**Short task**
Retype the material below. Keep every word exactly as it is.

**Rows**

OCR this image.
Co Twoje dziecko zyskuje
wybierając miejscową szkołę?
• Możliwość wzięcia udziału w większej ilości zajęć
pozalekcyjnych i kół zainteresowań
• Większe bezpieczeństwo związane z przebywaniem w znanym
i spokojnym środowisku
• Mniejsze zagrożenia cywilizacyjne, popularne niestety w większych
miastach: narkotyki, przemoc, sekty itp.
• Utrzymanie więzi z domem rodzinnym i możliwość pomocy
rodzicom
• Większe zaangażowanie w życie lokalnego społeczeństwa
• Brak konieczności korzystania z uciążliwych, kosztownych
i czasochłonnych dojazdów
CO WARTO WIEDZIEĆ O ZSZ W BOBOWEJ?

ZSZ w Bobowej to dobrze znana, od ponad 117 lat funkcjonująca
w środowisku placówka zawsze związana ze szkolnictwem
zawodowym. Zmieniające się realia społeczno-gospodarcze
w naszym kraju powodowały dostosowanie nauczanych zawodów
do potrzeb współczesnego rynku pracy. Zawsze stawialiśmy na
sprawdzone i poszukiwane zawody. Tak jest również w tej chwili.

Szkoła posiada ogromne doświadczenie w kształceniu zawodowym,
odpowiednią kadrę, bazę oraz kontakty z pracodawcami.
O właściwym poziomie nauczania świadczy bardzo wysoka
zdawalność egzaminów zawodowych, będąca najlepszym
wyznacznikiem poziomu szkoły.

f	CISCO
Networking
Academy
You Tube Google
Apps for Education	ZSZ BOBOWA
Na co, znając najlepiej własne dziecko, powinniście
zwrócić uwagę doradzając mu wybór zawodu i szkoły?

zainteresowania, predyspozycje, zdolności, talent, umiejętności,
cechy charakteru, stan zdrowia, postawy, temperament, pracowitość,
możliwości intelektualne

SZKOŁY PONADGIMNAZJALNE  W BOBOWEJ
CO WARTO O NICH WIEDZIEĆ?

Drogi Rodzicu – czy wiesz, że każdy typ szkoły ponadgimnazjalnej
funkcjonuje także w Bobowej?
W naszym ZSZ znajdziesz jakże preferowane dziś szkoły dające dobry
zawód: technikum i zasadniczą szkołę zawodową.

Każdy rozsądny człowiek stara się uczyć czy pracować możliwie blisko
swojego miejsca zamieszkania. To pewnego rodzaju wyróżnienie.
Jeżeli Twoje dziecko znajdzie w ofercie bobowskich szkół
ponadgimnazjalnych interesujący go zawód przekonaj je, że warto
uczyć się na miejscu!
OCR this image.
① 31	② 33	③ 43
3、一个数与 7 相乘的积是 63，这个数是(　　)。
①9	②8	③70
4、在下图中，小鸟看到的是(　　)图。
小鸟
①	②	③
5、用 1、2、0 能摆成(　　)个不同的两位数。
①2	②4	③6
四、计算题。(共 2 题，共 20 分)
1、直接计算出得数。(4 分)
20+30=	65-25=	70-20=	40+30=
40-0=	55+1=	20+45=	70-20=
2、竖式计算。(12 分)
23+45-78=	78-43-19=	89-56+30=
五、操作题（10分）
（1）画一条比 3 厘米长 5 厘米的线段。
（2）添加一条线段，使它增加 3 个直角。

**Response to this exercise**
OCR this image.
Co Twoje dziecko zyskuje
wybierając miejscową szkołę?
• Możliwość wzięcia udziału w większej ilości zajęć
pozalekcyjnych i kół zainteresowań
• Większe bezpieczeństwo związane z przebywaniem w znanym
i spokojnym środowisku
• Mniejsze zagrożenia cywilizacyjne, popularne niestety w większych
miastach: narkotyki, przemoc, sekty itp.
• Utrzymanie więzi z domem rodzinnym i możliwość pomocy
rodzicom
• Większe zaangażowanie w życie lokalnego społeczeństwa
• Brak konieczności korzystania z uciążliwych, kosztownych
i czasochłonnych dojazdów
CO WARTO WIEDZIEĆ O ZSZ W BOBOWEJ?

ZSZ w Bobowej to dobrze znana, od ponad 117 lat funkcjonująca
w środowisku placówka zawsze związana ze szkolnictwem
zawodowym. Zmieniające się realia społeczno-gospodarcze
w naszym kraju powodowały dostosowanie nauczanych zawodów
do potrzeb współczesnego rynku pracy. Zawsze stawialiśmy na
sprawdzone i poszukiwane zawody. Tak jest również w tej chwili.

Szkoła posiada ogromne doświadczenie w kształceniu zawodowym,
odpowiednią kadrę, bazę oraz kontakty z pracodawcami.
O właściwym poziomie nauczania świadczy bardzo wysoka
zdawalność egzaminów zawodowych, będąca najlepszym
wyznacznikiem poziomu szkoły.

f	CISCO
Networking
Academy
You Tube Google
Apps for Education	ZSZ BOBOWA
Na co, znając najlepiej własne dziecko, powinniście
zwrócić uwagę doradzając mu wybór zawodu i szkoły?

zainteresowania, predyspozycje, zdolności, talent, umiejętności,
cechy charakteru, stan zdrowia, postawy, temperament, pracowitość,
możliwości intelektualne

SZKOŁY PONADGIMNAZJALNE  W BOBOWEJ
CO WARTO O NICH WIEDZIEĆ?

Drogi Rodzicu – czy wiesz, że każdy typ szkoły ponadgimnazjalnej
funkcjonuje także w Bobowej?
W naszym ZSZ znajdziesz jakże preferowane dziś szkoły dające dobry
zawód: technikum i zasadniczą szkołę zawodową.

Każdy rozsądny człowiek stara się uczyć czy pracować możliwie blisko
swojego miejsca zamieszkania. To pewnego rodzaju wyróżnienie.
Jeżeli Twoje dziecko znajdzie w ofercie bobowskich szkół
ponadgimnazjalnych interesujący go zawód przekonaj je, że warto
uczyć się na miejscu!
OCR this image.
① 31	② 33	③ 43
3、一个数与 7 相乘的积是 63，这个数是(　　)。
①9	②8	③70
4、在下图中，小鸟看到的是(　　)图。
小鸟
①	②	③
5、用 1、2、0 能摆成(　　)个不同的两位数。
①2	②4	③6
四、计算题。(共 2 题，共 20 分)
1、直接计算出得数。(4 分)
20+30=	65-25=	70-20=	40+30=
40-0=	55+1=	20+45=	70-20=
2、竖式计算。(12 分)
23+45-78=	78-43-19=	89-56+30=
五、操作题（10分）
（1）画一条比 3 厘米长 5 厘米的线段。
（2）添加一条线段，使它增加 3 个直角。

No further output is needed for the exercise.